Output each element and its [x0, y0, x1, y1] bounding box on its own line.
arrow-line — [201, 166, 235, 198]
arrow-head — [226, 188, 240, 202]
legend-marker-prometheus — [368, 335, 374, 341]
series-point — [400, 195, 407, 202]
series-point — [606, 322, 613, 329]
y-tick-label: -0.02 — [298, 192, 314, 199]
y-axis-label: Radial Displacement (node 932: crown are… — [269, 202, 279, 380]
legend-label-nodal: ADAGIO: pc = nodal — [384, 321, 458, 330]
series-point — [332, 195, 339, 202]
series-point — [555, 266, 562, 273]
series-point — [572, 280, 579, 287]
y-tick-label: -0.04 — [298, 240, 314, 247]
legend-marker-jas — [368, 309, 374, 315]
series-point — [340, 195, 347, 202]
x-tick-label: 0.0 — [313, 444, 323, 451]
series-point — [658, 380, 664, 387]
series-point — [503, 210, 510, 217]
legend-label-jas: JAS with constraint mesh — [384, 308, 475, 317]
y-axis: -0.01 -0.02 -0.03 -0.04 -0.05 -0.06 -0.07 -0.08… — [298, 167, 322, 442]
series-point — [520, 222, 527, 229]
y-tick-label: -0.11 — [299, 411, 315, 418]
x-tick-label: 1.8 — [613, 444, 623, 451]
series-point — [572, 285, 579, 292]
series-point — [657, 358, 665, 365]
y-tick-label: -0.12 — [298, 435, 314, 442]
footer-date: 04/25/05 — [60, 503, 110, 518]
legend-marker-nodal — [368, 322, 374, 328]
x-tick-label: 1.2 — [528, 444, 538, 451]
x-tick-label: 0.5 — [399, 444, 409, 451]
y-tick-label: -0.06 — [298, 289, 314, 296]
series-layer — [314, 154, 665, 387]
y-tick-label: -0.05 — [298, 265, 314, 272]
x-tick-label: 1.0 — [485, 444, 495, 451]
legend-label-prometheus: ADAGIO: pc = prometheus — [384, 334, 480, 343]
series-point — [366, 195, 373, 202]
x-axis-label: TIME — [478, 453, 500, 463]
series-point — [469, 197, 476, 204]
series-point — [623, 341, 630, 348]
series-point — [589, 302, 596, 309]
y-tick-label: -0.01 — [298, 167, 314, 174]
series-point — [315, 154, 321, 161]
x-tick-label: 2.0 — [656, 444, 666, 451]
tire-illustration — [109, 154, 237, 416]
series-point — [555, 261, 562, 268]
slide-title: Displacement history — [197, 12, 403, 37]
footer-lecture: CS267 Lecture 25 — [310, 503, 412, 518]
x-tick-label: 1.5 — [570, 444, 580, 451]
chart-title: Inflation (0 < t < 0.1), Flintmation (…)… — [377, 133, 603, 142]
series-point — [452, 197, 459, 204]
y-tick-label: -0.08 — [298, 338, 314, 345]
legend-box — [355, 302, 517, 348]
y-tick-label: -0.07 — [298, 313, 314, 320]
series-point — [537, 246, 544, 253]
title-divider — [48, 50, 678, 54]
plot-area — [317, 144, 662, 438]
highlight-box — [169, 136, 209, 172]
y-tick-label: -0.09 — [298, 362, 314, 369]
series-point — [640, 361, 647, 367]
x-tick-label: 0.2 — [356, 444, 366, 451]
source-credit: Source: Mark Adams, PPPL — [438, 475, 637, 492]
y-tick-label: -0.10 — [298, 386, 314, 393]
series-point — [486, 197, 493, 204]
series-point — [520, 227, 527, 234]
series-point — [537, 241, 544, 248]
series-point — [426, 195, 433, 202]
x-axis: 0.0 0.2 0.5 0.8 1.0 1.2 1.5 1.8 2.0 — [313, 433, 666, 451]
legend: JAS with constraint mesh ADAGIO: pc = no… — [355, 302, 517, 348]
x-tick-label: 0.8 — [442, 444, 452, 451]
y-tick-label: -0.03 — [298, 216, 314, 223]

####

Aim
Reproduce every row above verbatim, changing no character and omitting none.

Reply to the task
Output each element and its [x0, y0, x1, y1] bounding box on its own line.
arrow-line — [201, 166, 235, 198]
arrow-head — [226, 188, 240, 202]
legend-marker-prometheus — [368, 335, 374, 341]
series-point — [400, 195, 407, 202]
series-point — [606, 322, 613, 329]
y-tick-label: -0.02 — [298, 192, 314, 199]
y-axis-label: Radial Displacement (node 932: crown are… — [269, 202, 279, 380]
legend-label-nodal: ADAGIO: pc = nodal — [384, 321, 458, 330]
series-point — [332, 195, 339, 202]
series-point — [555, 266, 562, 273]
series-point — [572, 280, 579, 287]
y-tick-label: -0.04 — [298, 240, 314, 247]
legend-marker-jas — [368, 309, 374, 315]
series-point — [340, 195, 347, 202]
x-tick-label: 0.0 — [313, 444, 323, 451]
series-point — [658, 380, 664, 387]
series-point — [503, 210, 510, 217]
legend-label-jas: JAS with constraint mesh — [384, 308, 475, 317]
y-axis: -0.01 -0.02 -0.03 -0.04 -0.05 -0.06 -0.07 -0.08… — [298, 167, 322, 442]
series-point — [520, 222, 527, 229]
y-tick-label: -0.11 — [299, 411, 315, 418]
x-tick-label: 1.8 — [613, 444, 623, 451]
series-point — [572, 285, 579, 292]
series-point — [657, 358, 665, 365]
y-tick-label: -0.12 — [298, 435, 314, 442]
footer-date: 04/25/05 — [60, 503, 110, 518]
legend-marker-nodal — [368, 322, 374, 328]
x-tick-label: 1.2 — [528, 444, 538, 451]
x-tick-label: 0.5 — [399, 444, 409, 451]
y-tick-label: -0.06 — [298, 289, 314, 296]
series-layer — [314, 154, 665, 387]
y-tick-label: -0.05 — [298, 265, 314, 272]
x-tick-label: 1.0 — [485, 444, 495, 451]
legend-label-prometheus: ADAGIO: pc = prometheus — [384, 334, 480, 343]
series-point — [366, 195, 373, 202]
x-axis-label: TIME — [478, 453, 500, 463]
series-point — [469, 197, 476, 204]
series-point — [623, 341, 630, 348]
series-point — [589, 302, 596, 309]
y-tick-label: -0.01 — [298, 167, 314, 174]
series-point — [315, 154, 321, 161]
x-tick-label: 2.0 — [656, 444, 666, 451]
tire-illustration — [109, 154, 237, 416]
series-point — [555, 261, 562, 268]
slide-title: Displacement history — [197, 12, 403, 37]
footer-lecture: CS267 Lecture 25 — [310, 503, 412, 518]
x-tick-label: 1.5 — [570, 444, 580, 451]
chart-title: Inflation (0 < t < 0.1), Flintmation (…)… — [377, 133, 603, 142]
series-point — [452, 197, 459, 204]
y-tick-label: -0.08 — [298, 338, 314, 345]
legend-box — [355, 302, 517, 348]
y-tick-label: -0.07 — [298, 313, 314, 320]
series-point — [537, 246, 544, 253]
title-divider — [48, 50, 678, 54]
plot-area — [317, 144, 662, 438]
highlight-box — [169, 136, 209, 172]
y-tick-label: -0.09 — [298, 362, 314, 369]
series-point — [640, 361, 647, 367]
x-tick-label: 0.2 — [356, 444, 366, 451]
source-credit: Source: Mark Adams, PPPL — [438, 475, 637, 492]
y-tick-label: -0.10 — [298, 386, 314, 393]
series-point — [486, 197, 493, 204]
series-point — [520, 227, 527, 234]
series-point — [537, 241, 544, 248]
series-point — [426, 195, 433, 202]
x-axis: 0.0 0.2 0.5 0.8 1.0 1.2 1.5 1.8 2.0 — [313, 433, 666, 451]
legend: JAS with constraint mesh ADAGIO: pc = no… — [355, 302, 517, 348]
x-tick-label: 0.8 — [442, 444, 452, 451]
y-tick-label: -0.03 — [298, 216, 314, 223]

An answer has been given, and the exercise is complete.